▶ _PROBLEM REQUIREMENTS_
Pick out all lines in the listing holding the string "chevron" and copy them.

Stored data:
....................

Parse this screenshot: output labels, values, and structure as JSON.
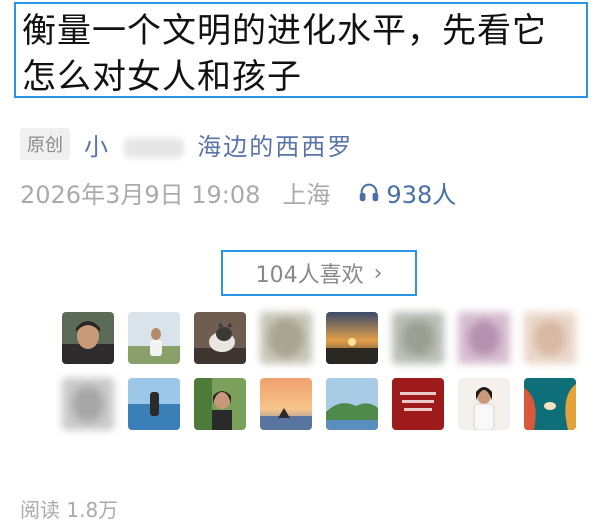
{
  "article": {
    "title": "衡量一个文明的进化水平，先看它怎么对女人和孩子",
    "original_badge": "原创",
    "author_prefix": "小",
    "author_suffix": "海边的西西罗",
    "date": "2026年3月9日 19:08",
    "location": "上海",
    "listen_count": "938人"
  },
  "likes": {
    "label": "104人喜欢",
    "chevron": "›"
  },
  "reads": {
    "label": "阅读 1.8万"
  },
  "icons": {
    "listen": "headphones-icon",
    "chevron": "chevron-right-icon"
  },
  "colors": {
    "highlight_border": "#2a94e6",
    "author": "#5a74a8",
    "listen": "#4a6fa5",
    "muted": "#aaaaaa"
  }
}
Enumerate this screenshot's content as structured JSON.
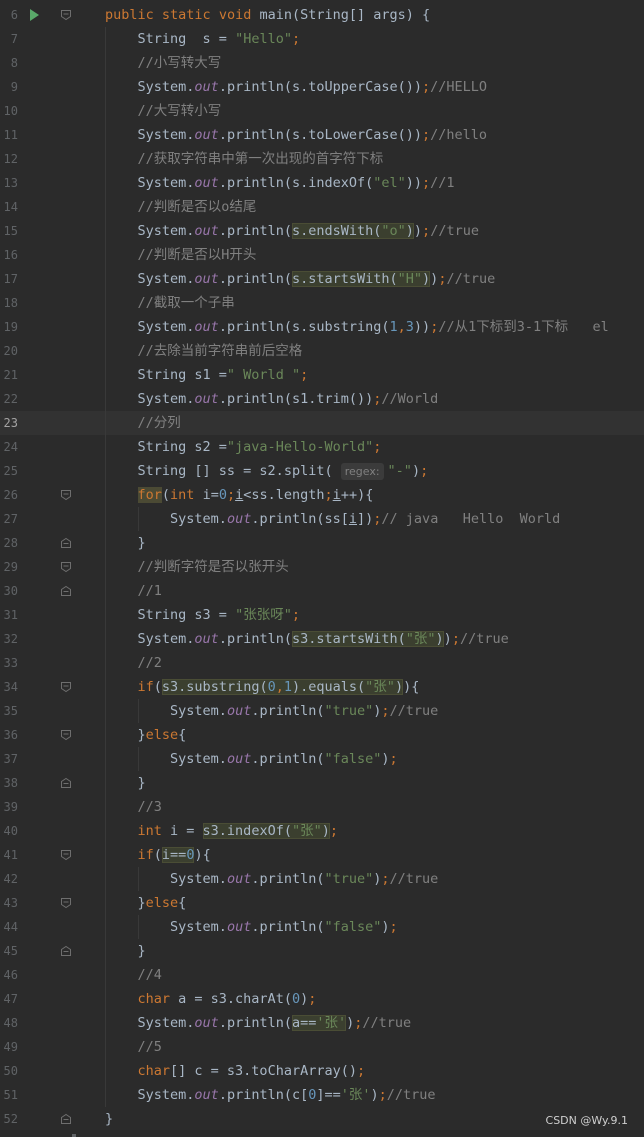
{
  "editor": {
    "lines": [
      {
        "num": "6",
        "indent": 0,
        "run": true,
        "fold": "open",
        "tokens": [
          [
            "k",
            "public "
          ],
          [
            "k",
            "static "
          ],
          [
            "k",
            "void "
          ],
          [
            "",
            "main(String[] args) {"
          ]
        ]
      },
      {
        "num": "7",
        "indent": 1,
        "tokens": [
          [
            "",
            "String  s = "
          ],
          [
            "s",
            "\"Hello\""
          ],
          [
            "k",
            ";"
          ]
        ]
      },
      {
        "num": "8",
        "indent": 1,
        "tokens": [
          [
            "c",
            "//小写转大写"
          ]
        ]
      },
      {
        "num": "9",
        "indent": 1,
        "tokens": [
          [
            "",
            "System."
          ],
          [
            "f",
            "out"
          ],
          [
            "",
            ".println(s.toUpperCase())"
          ],
          [
            "k",
            ";"
          ],
          [
            "c",
            "//HELLO"
          ]
        ]
      },
      {
        "num": "10",
        "indent": 1,
        "tokens": [
          [
            "c",
            "//大写转小写"
          ]
        ]
      },
      {
        "num": "11",
        "indent": 1,
        "tokens": [
          [
            "",
            "System."
          ],
          [
            "f",
            "out"
          ],
          [
            "",
            ".println(s.toLowerCase())"
          ],
          [
            "k",
            ";"
          ],
          [
            "c",
            "//hello"
          ]
        ]
      },
      {
        "num": "12",
        "indent": 1,
        "tokens": [
          [
            "c",
            "//获取字符串中第一次出现的首字符下标"
          ]
        ]
      },
      {
        "num": "13",
        "indent": 1,
        "tokens": [
          [
            "",
            "System."
          ],
          [
            "f",
            "out"
          ],
          [
            "",
            ".println(s.indexOf("
          ],
          [
            "s",
            "\"el\""
          ],
          [
            "",
            "))"
          ],
          [
            "k",
            ";"
          ],
          [
            "c",
            "//1"
          ]
        ]
      },
      {
        "num": "14",
        "indent": 1,
        "tokens": [
          [
            "c",
            "//判断是否以o结尾"
          ]
        ]
      },
      {
        "num": "15",
        "indent": 1,
        "tokens": [
          [
            "",
            "System."
          ],
          [
            "f",
            "out"
          ],
          [
            "",
            ".println("
          ],
          [
            "hl",
            "s.endsWith(",
            [
              [
                "s",
                "\"o\""
              ],
              [
                "",
                ")"
              ]
            ]
          ],
          [
            "",
            ")"
          ],
          [
            "k",
            ";"
          ],
          [
            "c",
            "//true"
          ]
        ]
      },
      {
        "num": "16",
        "indent": 1,
        "tokens": [
          [
            "c",
            "//判断是否以H开头"
          ]
        ]
      },
      {
        "num": "17",
        "indent": 1,
        "tokens": [
          [
            "",
            "System."
          ],
          [
            "f",
            "out"
          ],
          [
            "",
            ".println("
          ],
          [
            "hl",
            "s.startsWith(",
            [
              [
                "s",
                "\"H\""
              ],
              [
                "",
                ")"
              ]
            ]
          ],
          [
            "",
            ")"
          ],
          [
            "k",
            ";"
          ],
          [
            "c",
            "//true"
          ]
        ]
      },
      {
        "num": "18",
        "indent": 1,
        "tokens": [
          [
            "c",
            "//截取一个子串"
          ]
        ]
      },
      {
        "num": "19",
        "indent": 1,
        "tokens": [
          [
            "",
            "System."
          ],
          [
            "f",
            "out"
          ],
          [
            "",
            ".println(s.substring("
          ],
          [
            "n",
            "1"
          ],
          [
            "k",
            ","
          ],
          [
            "n",
            "3"
          ],
          [
            "",
            "))"
          ],
          [
            "k",
            ";"
          ],
          [
            "c",
            "//从1下标到3-1下标   el"
          ]
        ]
      },
      {
        "num": "20",
        "indent": 1,
        "tokens": [
          [
            "c",
            "//去除当前字符串前后空格"
          ]
        ]
      },
      {
        "num": "21",
        "indent": 1,
        "tokens": [
          [
            "",
            "String s1 ="
          ],
          [
            "s",
            "\" World \""
          ],
          [
            "k",
            ";"
          ]
        ]
      },
      {
        "num": "22",
        "indent": 1,
        "tokens": [
          [
            "",
            "System."
          ],
          [
            "f",
            "out"
          ],
          [
            "",
            ".println(s1.trim())"
          ],
          [
            "k",
            ";"
          ],
          [
            "c",
            "//World"
          ]
        ]
      },
      {
        "num": "23",
        "indent": 1,
        "current": true,
        "tokens": [
          [
            "c",
            "//分列"
          ]
        ]
      },
      {
        "num": "24",
        "indent": 1,
        "tokens": [
          [
            "",
            "String s2 ="
          ],
          [
            "s",
            "\"java-Hello-World\""
          ],
          [
            "k",
            ";"
          ]
        ]
      },
      {
        "num": "25",
        "indent": 1,
        "tokens": [
          [
            "",
            "String [] ss = s2.split( "
          ],
          [
            "hint",
            "regex:"
          ],
          [
            "s",
            "\"-\""
          ],
          [
            "",
            ")"
          ],
          [
            "k",
            ";"
          ]
        ]
      },
      {
        "num": "26",
        "indent": 1,
        "fold": "open",
        "tokens": [
          [
            "kh",
            "for"
          ],
          [
            "",
            "("
          ],
          [
            "k",
            "int "
          ],
          [
            "",
            "i="
          ],
          [
            "n",
            "0"
          ],
          [
            "k",
            ";"
          ],
          [
            "u",
            "i"
          ],
          [
            "",
            "<ss.length"
          ],
          [
            "k",
            ";"
          ],
          [
            "u",
            "i"
          ],
          [
            "",
            "++){"
          ]
        ]
      },
      {
        "num": "27",
        "indent": 2,
        "tokens": [
          [
            "",
            "System."
          ],
          [
            "f",
            "out"
          ],
          [
            "",
            ".println(ss["
          ],
          [
            "u",
            "i"
          ],
          [
            "",
            "])"
          ],
          [
            "k",
            ";"
          ],
          [
            "c",
            "// java   Hello  World"
          ]
        ]
      },
      {
        "num": "28",
        "indent": 1,
        "fold": "close",
        "tokens": [
          [
            "",
            "}"
          ]
        ]
      },
      {
        "num": "29",
        "indent": 1,
        "fold": "open",
        "tokens": [
          [
            "c",
            "//判断字符是否以张开头"
          ]
        ]
      },
      {
        "num": "30",
        "indent": 1,
        "fold": "close",
        "tokens": [
          [
            "c",
            "//1"
          ]
        ]
      },
      {
        "num": "31",
        "indent": 1,
        "tokens": [
          [
            "",
            "String s3 = "
          ],
          [
            "s",
            "\"张张呀\""
          ],
          [
            "k",
            ";"
          ]
        ]
      },
      {
        "num": "32",
        "indent": 1,
        "tokens": [
          [
            "",
            "System."
          ],
          [
            "f",
            "out"
          ],
          [
            "",
            ".println("
          ],
          [
            "hl",
            "s3.startsWith(",
            [
              [
                "s",
                "\"张\""
              ],
              [
                "",
                ")"
              ]
            ]
          ],
          [
            "",
            ")"
          ],
          [
            "k",
            ";"
          ],
          [
            "c",
            "//true"
          ]
        ]
      },
      {
        "num": "33",
        "indent": 1,
        "tokens": [
          [
            "c",
            "//2"
          ]
        ]
      },
      {
        "num": "34",
        "indent": 1,
        "fold": "open",
        "tokens": [
          [
            "k",
            "if"
          ],
          [
            "",
            "("
          ],
          [
            "hl",
            "s3.substring(",
            [
              [
                "n",
                "0"
              ],
              [
                "k",
                ","
              ],
              [
                "n",
                "1"
              ],
              [
                "",
                ").equals("
              ],
              [
                "s",
                "\"张\""
              ],
              [
                "",
                ")"
              ]
            ]
          ],
          [
            "",
            "){"
          ]
        ]
      },
      {
        "num": "35",
        "indent": 2,
        "tokens": [
          [
            "",
            "System."
          ],
          [
            "f",
            "out"
          ],
          [
            "",
            ".println("
          ],
          [
            "s",
            "\"true\""
          ],
          [
            "",
            ")"
          ],
          [
            "k",
            ";"
          ],
          [
            "c",
            "//true"
          ]
        ]
      },
      {
        "num": "36",
        "indent": 1,
        "fold": "mid",
        "tokens": [
          [
            "",
            "}"
          ],
          [
            "k",
            "else"
          ],
          [
            "",
            "{"
          ]
        ]
      },
      {
        "num": "37",
        "indent": 2,
        "tokens": [
          [
            "",
            "System."
          ],
          [
            "f",
            "out"
          ],
          [
            "",
            ".println("
          ],
          [
            "s",
            "\"false\""
          ],
          [
            "",
            ")"
          ],
          [
            "k",
            ";"
          ]
        ]
      },
      {
        "num": "38",
        "indent": 1,
        "fold": "close",
        "tokens": [
          [
            "",
            "}"
          ]
        ]
      },
      {
        "num": "39",
        "indent": 1,
        "tokens": [
          [
            "c",
            "//3"
          ]
        ]
      },
      {
        "num": "40",
        "indent": 1,
        "tokens": [
          [
            "k",
            "int "
          ],
          [
            "",
            "i = "
          ],
          [
            "hl",
            "s3.indexOf(",
            [
              [
                "s",
                "\"张\""
              ],
              [
                "",
                ")"
              ]
            ]
          ],
          [
            "k",
            ";"
          ]
        ]
      },
      {
        "num": "41",
        "indent": 1,
        "fold": "open",
        "tokens": [
          [
            "k",
            "if"
          ],
          [
            "",
            "("
          ],
          [
            "hl",
            "i==",
            [
              [
                "n",
                "0"
              ]
            ]
          ],
          [
            "",
            "){"
          ]
        ]
      },
      {
        "num": "42",
        "indent": 2,
        "tokens": [
          [
            "",
            "System."
          ],
          [
            "f",
            "out"
          ],
          [
            "",
            ".println("
          ],
          [
            "s",
            "\"true\""
          ],
          [
            "",
            ")"
          ],
          [
            "k",
            ";"
          ],
          [
            "c",
            "//true"
          ]
        ]
      },
      {
        "num": "43",
        "indent": 1,
        "fold": "mid",
        "tokens": [
          [
            "",
            "}"
          ],
          [
            "k",
            "else"
          ],
          [
            "",
            "{"
          ]
        ]
      },
      {
        "num": "44",
        "indent": 2,
        "tokens": [
          [
            "",
            "System."
          ],
          [
            "f",
            "out"
          ],
          [
            "",
            ".println("
          ],
          [
            "s",
            "\"false\""
          ],
          [
            "",
            ")"
          ],
          [
            "k",
            ";"
          ]
        ]
      },
      {
        "num": "45",
        "indent": 1,
        "fold": "close",
        "tokens": [
          [
            "",
            "}"
          ]
        ]
      },
      {
        "num": "46",
        "indent": 1,
        "tokens": [
          [
            "c",
            "//4"
          ]
        ]
      },
      {
        "num": "47",
        "indent": 1,
        "tokens": [
          [
            "k",
            "char "
          ],
          [
            "",
            "a = s3.charAt("
          ],
          [
            "n",
            "0"
          ],
          [
            "",
            ")"
          ],
          [
            "k",
            ";"
          ]
        ]
      },
      {
        "num": "48",
        "indent": 1,
        "tokens": [
          [
            "",
            "System."
          ],
          [
            "f",
            "out"
          ],
          [
            "",
            ".println("
          ],
          [
            "hl",
            "a==",
            [
              [
                "s",
                "'张'"
              ]
            ]
          ],
          [
            "",
            ")"
          ],
          [
            "k",
            ";"
          ],
          [
            "c",
            "//true"
          ]
        ]
      },
      {
        "num": "49",
        "indent": 1,
        "tokens": [
          [
            "c",
            "//5"
          ]
        ]
      },
      {
        "num": "50",
        "indent": 1,
        "tokens": [
          [
            "k",
            "char"
          ],
          [
            "",
            "[] c = s3.toCharArray()"
          ],
          [
            "k",
            ";"
          ]
        ]
      },
      {
        "num": "51",
        "indent": 1,
        "tokens": [
          [
            "",
            "System."
          ],
          [
            "f",
            "out"
          ],
          [
            "",
            ".println(c["
          ],
          [
            "n",
            "0"
          ],
          [
            "",
            "]=="
          ],
          [
            "s",
            "'张'"
          ],
          [
            "",
            ")"
          ],
          [
            "k",
            ";"
          ],
          [
            "c",
            "//true"
          ]
        ]
      },
      {
        "num": "52",
        "indent": 0,
        "fold": "close",
        "tokens": [
          [
            "",
            "}"
          ]
        ]
      }
    ]
  },
  "watermark": "CSDN @Wy.9.1",
  "colors": {
    "background": "#2b2b2b",
    "current_line": "#323232",
    "keyword": "#cc7832",
    "string": "#6a8759",
    "number": "#6897bb",
    "comment": "#808080",
    "static_field": "#9876aa",
    "run_icon": "#59a869"
  }
}
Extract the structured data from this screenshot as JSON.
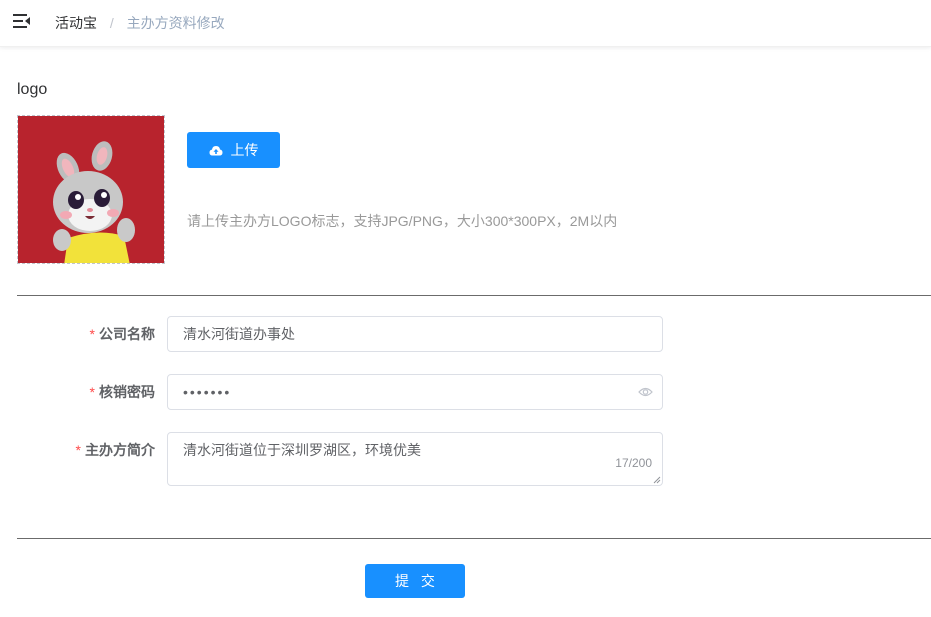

....................

▶ _EXERCISE OUTPUT_
    "chevron": "›"
    "chevron": "chevron-right-icon"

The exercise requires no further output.